Find each line with the string "square" and report it.

* BEGIN EXTRACTED ENTRIES *

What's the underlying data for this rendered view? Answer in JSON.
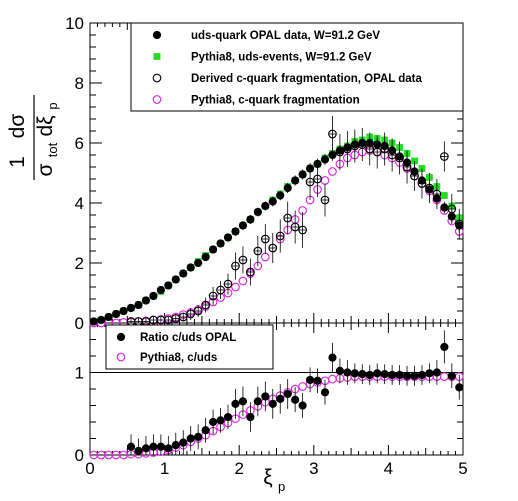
{
  "chart_data": [
    {
      "type": "scatter",
      "panel": "top",
      "ylabel": {
        "numerator": "1",
        "numerator2": "dσ",
        "denominator_main": "σ",
        "denominator_sub1": "tot",
        "denominator_mid": "dξ",
        "denominator_sub2": "p"
      },
      "xlim": [
        0,
        5
      ],
      "ylim": [
        0,
        10
      ],
      "yticks": [
        0,
        2,
        4,
        6,
        8,
        10
      ],
      "legend": {
        "position": "top",
        "entries": [
          {
            "label": "uds-quark OPAL data, W=91.2 GeV",
            "marker": "filled-circle",
            "color": "#000000"
          },
          {
            "label": "Pythia8, uds-events, W=91.2 GeV",
            "marker": "filled-square",
            "color": "#22dd22"
          },
          {
            "label": "Derived c-quark fragmentation, OPAL data",
            "marker": "open-circle",
            "color": "#000000"
          },
          {
            "label": "Pythia8, c-quark fragmentation",
            "marker": "open-circle",
            "color": "#dd22dd"
          }
        ]
      },
      "series": [
        {
          "name": "uds-quark OPAL data, W=91.2 GeV",
          "marker": "filled-circle",
          "color": "#000000",
          "x": [
            0.05,
            0.15,
            0.25,
            0.35,
            0.45,
            0.55,
            0.65,
            0.75,
            0.85,
            0.95,
            1.05,
            1.15,
            1.25,
            1.35,
            1.45,
            1.55,
            1.65,
            1.75,
            1.85,
            1.95,
            2.05,
            2.15,
            2.25,
            2.35,
            2.45,
            2.55,
            2.65,
            2.75,
            2.85,
            2.95,
            3.05,
            3.15,
            3.25,
            3.35,
            3.45,
            3.55,
            3.65,
            3.75,
            3.85,
            3.95,
            4.05,
            4.15,
            4.25,
            4.35,
            4.45,
            4.55,
            4.65,
            4.75,
            4.85,
            4.95
          ],
          "y": [
            0.05,
            0.1,
            0.2,
            0.3,
            0.4,
            0.5,
            0.6,
            0.75,
            0.9,
            1.1,
            1.25,
            1.45,
            1.65,
            1.85,
            2.0,
            2.2,
            2.45,
            2.65,
            2.85,
            3.05,
            3.25,
            3.45,
            3.7,
            3.9,
            4.05,
            4.25,
            4.5,
            4.75,
            4.95,
            5.15,
            5.3,
            5.45,
            5.6,
            5.75,
            5.85,
            5.95,
            6.0,
            6.0,
            5.95,
            5.9,
            5.75,
            5.55,
            5.35,
            5.05,
            4.75,
            4.45,
            4.15,
            3.85,
            3.55,
            3.25
          ],
          "yerr": [
            0.05,
            0.05,
            0.05,
            0.05,
            0.05,
            0.06,
            0.06,
            0.07,
            0.08,
            0.08,
            0.09,
            0.1,
            0.1,
            0.11,
            0.11,
            0.12,
            0.12,
            0.13,
            0.13,
            0.14,
            0.14,
            0.15,
            0.15,
            0.15,
            0.16,
            0.16,
            0.17,
            0.17,
            0.17,
            0.18,
            0.18,
            0.18,
            0.19,
            0.19,
            0.19,
            0.19,
            0.2,
            0.2,
            0.2,
            0.2,
            0.2,
            0.2,
            0.2,
            0.2,
            0.2,
            0.2,
            0.2,
            0.2,
            0.2,
            0.2
          ]
        },
        {
          "name": "Pythia8, uds-events, W=91.2 GeV",
          "marker": "filled-square",
          "color": "#22dd22",
          "x": [
            0.05,
            0.15,
            0.25,
            0.35,
            0.45,
            0.55,
            0.65,
            0.75,
            0.85,
            0.95,
            1.05,
            1.15,
            1.25,
            1.35,
            1.45,
            1.55,
            1.65,
            1.75,
            1.85,
            1.95,
            2.05,
            2.15,
            2.25,
            2.35,
            2.45,
            2.55,
            2.65,
            2.75,
            2.85,
            2.95,
            3.05,
            3.15,
            3.25,
            3.35,
            3.45,
            3.55,
            3.65,
            3.75,
            3.85,
            3.95,
            4.05,
            4.15,
            4.25,
            4.35,
            4.45,
            4.55,
            4.65,
            4.75,
            4.85,
            4.95
          ],
          "y": [
            0.05,
            0.1,
            0.2,
            0.3,
            0.4,
            0.5,
            0.6,
            0.75,
            0.9,
            1.05,
            1.25,
            1.45,
            1.65,
            1.85,
            2.05,
            2.25,
            2.45,
            2.65,
            2.85,
            3.05,
            3.25,
            3.45,
            3.7,
            3.9,
            4.1,
            4.3,
            4.55,
            4.75,
            4.95,
            5.15,
            5.3,
            5.5,
            5.65,
            5.8,
            5.9,
            6.05,
            6.1,
            6.2,
            6.15,
            6.1,
            6.0,
            5.85,
            5.65,
            5.4,
            5.15,
            4.85,
            4.55,
            4.25,
            3.9,
            3.5
          ]
        },
        {
          "name": "Derived c-quark fragmentation, OPAL data",
          "marker": "open-circle",
          "color": "#000000",
          "x": [
            0.55,
            0.65,
            0.75,
            0.85,
            0.95,
            1.05,
            1.15,
            1.25,
            1.35,
            1.45,
            1.55,
            1.65,
            1.75,
            1.85,
            1.95,
            2.05,
            2.15,
            2.25,
            2.35,
            2.45,
            2.55,
            2.65,
            2.75,
            2.85,
            2.95,
            3.05,
            3.15,
            3.25,
            3.35,
            3.45,
            3.55,
            3.65,
            3.75,
            3.85,
            3.95,
            4.05,
            4.15,
            4.25,
            4.35,
            4.45,
            4.55,
            4.65,
            4.75,
            4.85,
            4.95
          ],
          "y": [
            0.05,
            0.05,
            0.05,
            0.1,
            0.1,
            0.1,
            0.15,
            0.2,
            0.3,
            0.4,
            0.6,
            0.9,
            1.1,
            1.3,
            1.9,
            2.1,
            1.7,
            2.4,
            2.8,
            2.5,
            2.9,
            3.5,
            3.2,
            3.1,
            4.7,
            4.8,
            4.1,
            6.3,
            5.7,
            5.8,
            5.9,
            5.95,
            5.8,
            5.7,
            5.8,
            5.6,
            5.5,
            5.2,
            4.9,
            4.65,
            4.5,
            4.3,
            5.55,
            3.8,
            3.3
          ],
          "yerr": [
            0.1,
            0.1,
            0.1,
            0.1,
            0.1,
            0.1,
            0.15,
            0.15,
            0.2,
            0.2,
            0.25,
            0.3,
            0.3,
            0.35,
            0.45,
            0.45,
            0.45,
            0.5,
            0.5,
            0.5,
            0.55,
            0.55,
            0.55,
            0.6,
            0.6,
            0.6,
            0.55,
            0.6,
            0.6,
            0.6,
            0.55,
            0.55,
            0.55,
            0.55,
            0.55,
            0.55,
            0.55,
            0.55,
            0.5,
            0.5,
            0.5,
            0.5,
            0.5,
            0.5,
            0.5
          ]
        },
        {
          "name": "Pythia8, c-quark fragmentation",
          "marker": "open-circle",
          "color": "#dd22dd",
          "x": [
            0.05,
            0.15,
            0.25,
            0.35,
            0.45,
            0.55,
            0.65,
            0.75,
            0.85,
            0.95,
            1.05,
            1.15,
            1.25,
            1.35,
            1.45,
            1.55,
            1.65,
            1.75,
            1.85,
            1.95,
            2.05,
            2.15,
            2.25,
            2.35,
            2.45,
            2.55,
            2.65,
            2.75,
            2.85,
            2.95,
            3.05,
            3.15,
            3.25,
            3.35,
            3.45,
            3.55,
            3.65,
            3.75,
            3.85,
            3.95,
            4.05,
            4.15,
            4.25,
            4.35,
            4.45,
            4.55,
            4.65,
            4.75,
            4.85,
            4.95
          ],
          "y": [
            0.0,
            0.0,
            0.0,
            0.0,
            0.02,
            0.03,
            0.05,
            0.07,
            0.1,
            0.12,
            0.15,
            0.2,
            0.28,
            0.35,
            0.45,
            0.55,
            0.7,
            0.85,
            1.0,
            1.2,
            1.4,
            1.65,
            1.9,
            2.2,
            2.5,
            2.8,
            3.1,
            3.45,
            3.75,
            4.1,
            4.45,
            4.75,
            5.05,
            5.3,
            5.5,
            5.6,
            5.7,
            5.75,
            5.7,
            5.6,
            5.5,
            5.35,
            5.15,
            4.9,
            4.65,
            4.4,
            4.1,
            3.75,
            3.4,
            3.05
          ]
        }
      ]
    },
    {
      "type": "scatter",
      "panel": "bottom",
      "xlabel": {
        "main": "ξ",
        "sub": "p"
      },
      "xlim": [
        0,
        5
      ],
      "ylim": [
        0,
        1.6
      ],
      "xticks": [
        0,
        1,
        2,
        3,
        4,
        5
      ],
      "yticks": [
        0,
        1
      ],
      "reference_line": 1,
      "legend": {
        "position": "top-left",
        "entries": [
          {
            "label": "Ratio c/uds OPAL",
            "marker": "filled-circle",
            "color": "#000000"
          },
          {
            "label": "Pythia8, c/uds",
            "marker": "open-circle",
            "color": "#dd22dd"
          }
        ]
      },
      "series": [
        {
          "name": "Ratio c/uds OPAL",
          "marker": "filled-circle",
          "color": "#000000",
          "x": [
            0.55,
            0.65,
            0.75,
            0.85,
            0.95,
            1.05,
            1.15,
            1.25,
            1.35,
            1.45,
            1.55,
            1.65,
            1.75,
            1.85,
            1.95,
            2.05,
            2.15,
            2.25,
            2.35,
            2.45,
            2.55,
            2.65,
            2.75,
            2.85,
            2.95,
            3.05,
            3.15,
            3.25,
            3.35,
            3.45,
            3.55,
            3.65,
            3.75,
            3.85,
            3.95,
            4.05,
            4.15,
            4.25,
            4.35,
            4.45,
            4.55,
            4.65,
            4.75,
            4.85,
            4.95
          ],
          "y": [
            0.1,
            0.05,
            0.08,
            0.1,
            0.1,
            0.08,
            0.12,
            0.15,
            0.2,
            0.22,
            0.3,
            0.4,
            0.42,
            0.46,
            0.62,
            0.65,
            0.46,
            0.65,
            0.71,
            0.62,
            0.68,
            0.74,
            0.67,
            0.6,
            0.91,
            0.9,
            0.76,
            1.18,
            1.02,
            1.0,
            0.99,
            0.98,
            0.97,
            0.99,
            0.98,
            0.97,
            0.97,
            0.96,
            0.96,
            0.97,
            0.99,
            1.0,
            1.31,
            0.96,
            0.82
          ],
          "yerr": [
            0.15,
            0.15,
            0.15,
            0.15,
            0.15,
            0.15,
            0.15,
            0.15,
            0.15,
            0.15,
            0.15,
            0.15,
            0.15,
            0.15,
            0.18,
            0.18,
            0.18,
            0.18,
            0.18,
            0.18,
            0.18,
            0.18,
            0.15,
            0.15,
            0.15,
            0.15,
            0.15,
            0.18,
            0.15,
            0.15,
            0.12,
            0.12,
            0.12,
            0.12,
            0.12,
            0.12,
            0.12,
            0.12,
            0.12,
            0.12,
            0.12,
            0.15,
            0.2,
            0.15,
            0.15
          ]
        },
        {
          "name": "Pythia8, c/uds",
          "marker": "open-circle",
          "color": "#dd22dd",
          "x": [
            0.05,
            0.15,
            0.25,
            0.35,
            0.45,
            0.55,
            0.65,
            0.75,
            0.85,
            0.95,
            1.05,
            1.15,
            1.25,
            1.35,
            1.45,
            1.55,
            1.65,
            1.75,
            1.85,
            1.95,
            2.05,
            2.15,
            2.25,
            2.35,
            2.45,
            2.55,
            2.65,
            2.75,
            2.85,
            2.95,
            3.05,
            3.15,
            3.25,
            3.35,
            3.45,
            3.55,
            3.65,
            3.75,
            3.85,
            3.95,
            4.05,
            4.15,
            4.25,
            4.35,
            4.45,
            4.55,
            4.65,
            4.75,
            4.85,
            4.95
          ],
          "y": [
            0.0,
            0.0,
            0.0,
            0.0,
            0.0,
            0.01,
            0.01,
            0.02,
            0.03,
            0.04,
            0.06,
            0.09,
            0.12,
            0.16,
            0.2,
            0.24,
            0.29,
            0.34,
            0.39,
            0.44,
            0.49,
            0.54,
            0.59,
            0.64,
            0.68,
            0.72,
            0.76,
            0.8,
            0.83,
            0.86,
            0.88,
            0.9,
            0.92,
            0.93,
            0.94,
            0.95,
            0.95,
            0.95,
            0.95,
            0.95,
            0.95,
            0.95,
            0.95,
            0.95,
            0.95,
            0.95,
            0.95,
            0.95,
            0.95,
            0.95
          ]
        }
      ]
    }
  ]
}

* END EXTRACTED ENTRIES *

→ ANSWER FOR THIS EXERCISE
            "marker": "filled-square",
          "marker": "filled-square",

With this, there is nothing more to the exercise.